> _Given exercise_: Copy out all the records exactly.
* begin Dataset *
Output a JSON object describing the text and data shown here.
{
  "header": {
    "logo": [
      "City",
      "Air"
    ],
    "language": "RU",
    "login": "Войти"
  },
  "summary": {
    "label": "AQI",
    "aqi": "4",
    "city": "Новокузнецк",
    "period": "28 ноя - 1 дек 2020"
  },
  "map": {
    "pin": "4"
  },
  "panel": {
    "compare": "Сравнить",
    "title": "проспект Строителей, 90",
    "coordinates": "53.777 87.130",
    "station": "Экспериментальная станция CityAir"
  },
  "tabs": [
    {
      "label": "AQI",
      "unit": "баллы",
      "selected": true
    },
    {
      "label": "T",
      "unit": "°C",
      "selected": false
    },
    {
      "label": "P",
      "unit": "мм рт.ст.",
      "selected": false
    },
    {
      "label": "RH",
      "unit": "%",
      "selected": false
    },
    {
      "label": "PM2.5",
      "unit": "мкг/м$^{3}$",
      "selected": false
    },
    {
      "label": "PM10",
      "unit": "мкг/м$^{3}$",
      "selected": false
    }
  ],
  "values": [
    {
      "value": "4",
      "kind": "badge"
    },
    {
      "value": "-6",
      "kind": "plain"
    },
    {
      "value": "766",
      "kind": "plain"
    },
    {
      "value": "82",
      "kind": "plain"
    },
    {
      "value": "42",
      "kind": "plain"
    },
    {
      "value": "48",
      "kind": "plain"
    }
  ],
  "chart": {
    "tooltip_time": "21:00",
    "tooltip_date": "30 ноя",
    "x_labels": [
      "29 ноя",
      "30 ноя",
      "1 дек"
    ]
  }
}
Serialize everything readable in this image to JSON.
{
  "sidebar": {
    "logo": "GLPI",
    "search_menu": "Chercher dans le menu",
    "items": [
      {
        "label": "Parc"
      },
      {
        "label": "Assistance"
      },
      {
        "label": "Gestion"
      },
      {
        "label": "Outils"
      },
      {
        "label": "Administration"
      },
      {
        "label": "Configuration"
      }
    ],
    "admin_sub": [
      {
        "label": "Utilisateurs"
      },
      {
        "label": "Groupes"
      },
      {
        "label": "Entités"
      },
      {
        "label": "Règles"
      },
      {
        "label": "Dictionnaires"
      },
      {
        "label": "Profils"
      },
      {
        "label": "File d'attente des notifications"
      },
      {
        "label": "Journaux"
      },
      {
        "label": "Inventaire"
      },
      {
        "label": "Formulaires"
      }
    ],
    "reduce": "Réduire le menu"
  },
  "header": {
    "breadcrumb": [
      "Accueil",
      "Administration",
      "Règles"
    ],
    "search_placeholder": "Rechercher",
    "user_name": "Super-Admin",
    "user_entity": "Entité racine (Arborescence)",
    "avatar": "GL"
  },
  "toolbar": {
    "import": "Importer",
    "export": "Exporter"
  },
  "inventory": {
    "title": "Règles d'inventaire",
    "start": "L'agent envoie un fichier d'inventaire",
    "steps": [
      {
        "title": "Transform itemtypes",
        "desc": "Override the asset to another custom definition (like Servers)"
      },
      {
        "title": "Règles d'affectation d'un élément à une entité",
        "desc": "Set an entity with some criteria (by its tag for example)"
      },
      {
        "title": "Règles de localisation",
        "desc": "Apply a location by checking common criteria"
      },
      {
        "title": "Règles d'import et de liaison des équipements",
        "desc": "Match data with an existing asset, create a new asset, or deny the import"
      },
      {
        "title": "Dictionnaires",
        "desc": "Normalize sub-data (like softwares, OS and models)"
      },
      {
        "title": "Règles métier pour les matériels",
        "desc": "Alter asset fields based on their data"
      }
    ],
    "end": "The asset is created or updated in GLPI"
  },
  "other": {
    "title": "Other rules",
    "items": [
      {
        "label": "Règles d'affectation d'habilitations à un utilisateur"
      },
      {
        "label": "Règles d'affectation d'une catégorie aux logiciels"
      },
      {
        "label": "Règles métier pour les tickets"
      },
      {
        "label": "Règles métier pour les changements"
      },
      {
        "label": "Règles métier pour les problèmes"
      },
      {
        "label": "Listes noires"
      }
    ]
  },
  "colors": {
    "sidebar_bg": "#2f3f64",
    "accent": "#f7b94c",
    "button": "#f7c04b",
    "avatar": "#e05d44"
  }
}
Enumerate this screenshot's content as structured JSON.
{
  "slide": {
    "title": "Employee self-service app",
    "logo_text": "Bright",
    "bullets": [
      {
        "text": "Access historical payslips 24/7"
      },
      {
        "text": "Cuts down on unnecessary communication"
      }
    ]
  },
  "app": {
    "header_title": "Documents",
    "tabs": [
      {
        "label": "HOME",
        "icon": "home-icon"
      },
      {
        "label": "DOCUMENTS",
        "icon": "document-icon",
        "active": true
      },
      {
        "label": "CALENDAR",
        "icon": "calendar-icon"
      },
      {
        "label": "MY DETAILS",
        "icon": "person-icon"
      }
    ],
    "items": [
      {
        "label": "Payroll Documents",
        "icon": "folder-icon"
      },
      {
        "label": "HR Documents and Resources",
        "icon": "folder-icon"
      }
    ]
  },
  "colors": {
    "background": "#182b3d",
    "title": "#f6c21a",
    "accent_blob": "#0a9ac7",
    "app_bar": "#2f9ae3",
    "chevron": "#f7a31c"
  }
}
* end Dataset *
> _Reply_:
Output a JSON object describing the text and data shown here.
{
  "header": {
    "logo": [
      "City",
      "Air"
    ],
    "language": "RU",
    "login": "Войти"
  },
  "summary": {
    "label": "AQI",
    "aqi": "4",
    "city": "Новокузнецк",
    "period": "28 ноя - 1 дек 2020"
  },
  "map": {
    "pin": "4"
  },
  "panel": {
    "compare": "Сравнить",
    "title": "проспект Строителей, 90",
    "coordinates": "53.777 87.130",
    "station": "Экспериментальная станция CityAir"
  },
  "tabs": [
    {
      "label": "AQI",
      "unit": "баллы",
      "selected": true
    },
    {
      "label": "T",
      "unit": "°C",
      "selected": false
    },
    {
      "label": "P",
      "unit": "мм рт.ст.",
      "selected": false
    },
    {
      "label": "RH",
      "unit": "%",
      "selected": false
    },
    {
      "label": "PM2.5",
      "unit": "мкг/м$^{3}$",
      "selected": false
    },
    {
      "label": "PM10",
      "unit": "мкг/м$^{3}$",
      "selected": false
    }
  ],
  "values": [
    {
      "value": "4",
      "kind": "badge"
    },
    {
      "value": "-6",
      "kind": "plain"
    },
    {
      "value": "766",
      "kind": "plain"
    },
    {
      "value": "82",
      "kind": "plain"
    },
    {
      "value": "42",
      "kind": "plain"
    },
    {
      "value": "48",
      "kind": "plain"
    }
  ],
  "chart": {
    "tooltip_time": "21:00",
    "tooltip_date": "30 ноя",
    "x_labels": [
      "29 ноя",
      "30 ноя",
      "1 дек"
    ]
  }
}
Serialize everything readable in this image to JSON.
{
  "sidebar": {
    "logo": "GLPI",
    "search_menu": "Chercher dans le menu",
    "items": [
      {
        "label": "Parc"
      },
      {
        "label": "Assistance"
      },
      {
        "label": "Gestion"
      },
      {
        "label": "Outils"
      },
      {
        "label": "Administration"
      },
      {
        "label": "Configuration"
      }
    ],
    "admin_sub": [
      {
        "label": "Utilisateurs"
      },
      {
        "label": "Groupes"
      },
      {
        "label": "Entités"
      },
      {
        "label": "Règles"
      },
      {
        "label": "Dictionnaires"
      },
      {
        "label": "Profils"
      },
      {
        "label": "File d'attente des notifications"
      },
      {
        "label": "Journaux"
      },
      {
        "label": "Inventaire"
      },
      {
        "label": "Formulaires"
      }
    ],
    "reduce": "Réduire le menu"
  },
  "header": {
    "breadcrumb": [
      "Accueil",
      "Administration",
      "Règles"
    ],
    "search_placeholder": "Rechercher",
    "user_name": "Super-Admin",
    "user_entity": "Entité racine (Arborescence)",
    "avatar": "GL"
  },
  "toolbar": {
    "import": "Importer",
    "export": "Exporter"
  },
  "inventory": {
    "title": "Règles d'inventaire",
    "start": "L'agent envoie un fichier d'inventaire",
    "steps": [
      {
        "title": "Transform itemtypes",
        "desc": "Override the asset to another custom definition (like Servers)"
      },
      {
        "title": "Règles d'affectation d'un élément à une entité",
        "desc": "Set an entity with some criteria (by its tag for example)"
      },
      {
        "title": "Règles de localisation",
        "desc": "Apply a location by checking common criteria"
      },
      {
        "title": "Règles d'import et de liaison des équipements",
        "desc": "Match data with an existing asset, create a new asset, or deny the import"
      },
      {
        "title": "Dictionnaires",
        "desc": "Normalize sub-data (like softwares, OS and models)"
      },
      {
        "title": "Règles métier pour les matériels",
        "desc": "Alter asset fields based on their data"
      }
    ],
    "end": "The asset is created or updated in GLPI"
  },
  "other": {
    "title": "Other rules",
    "items": [
      {
        "label": "Règles d'affectation d'habilitations à un utilisateur"
      },
      {
        "label": "Règles d'affectation d'une catégorie aux logiciels"
      },
      {
        "label": "Règles métier pour les tickets"
      },
      {
        "label": "Règles métier pour les changements"
      },
      {
        "label": "Règles métier pour les problèmes"
      },
      {
        "label": "Listes noires"
      }
    ]
  },
  "colors": {
    "sidebar_bg": "#2f3f64",
    "accent": "#f7b94c",
    "button": "#f7c04b",
    "avatar": "#e05d44"
  }
}
Enumerate this screenshot's content as structured JSON.
{
  "slide": {
    "title": "Employee self-service app",
    "logo_text": "Bright",
    "bullets": [
      {
        "text": "Access historical payslips 24/7"
      },
      {
        "text": "Cuts down on unnecessary communication"
      }
    ]
  },
  "app": {
    "header_title": "Documents",
    "tabs": [
      {
        "label": "HOME",
        "icon": "home-icon"
      },
      {
        "label": "DOCUMENTS",
        "icon": "document-icon",
        "active": true
      },
      {
        "label": "CALENDAR",
        "icon": "calendar-icon"
      },
      {
        "label": "MY DETAILS",
        "icon": "person-icon"
      }
    ],
    "items": [
      {
        "label": "Payroll Documents",
        "icon": "folder-icon"
      },
      {
        "label": "HR Documents and Resources",
        "icon": "folder-icon"
      }
    ]
  },
  "colors": {
    "background": "#182b3d",
    "title": "#f6c21a",
    "accent_blob": "#0a9ac7",
    "app_bar": "#2f9ae3",
    "chevron": "#f7a31c"
  }
}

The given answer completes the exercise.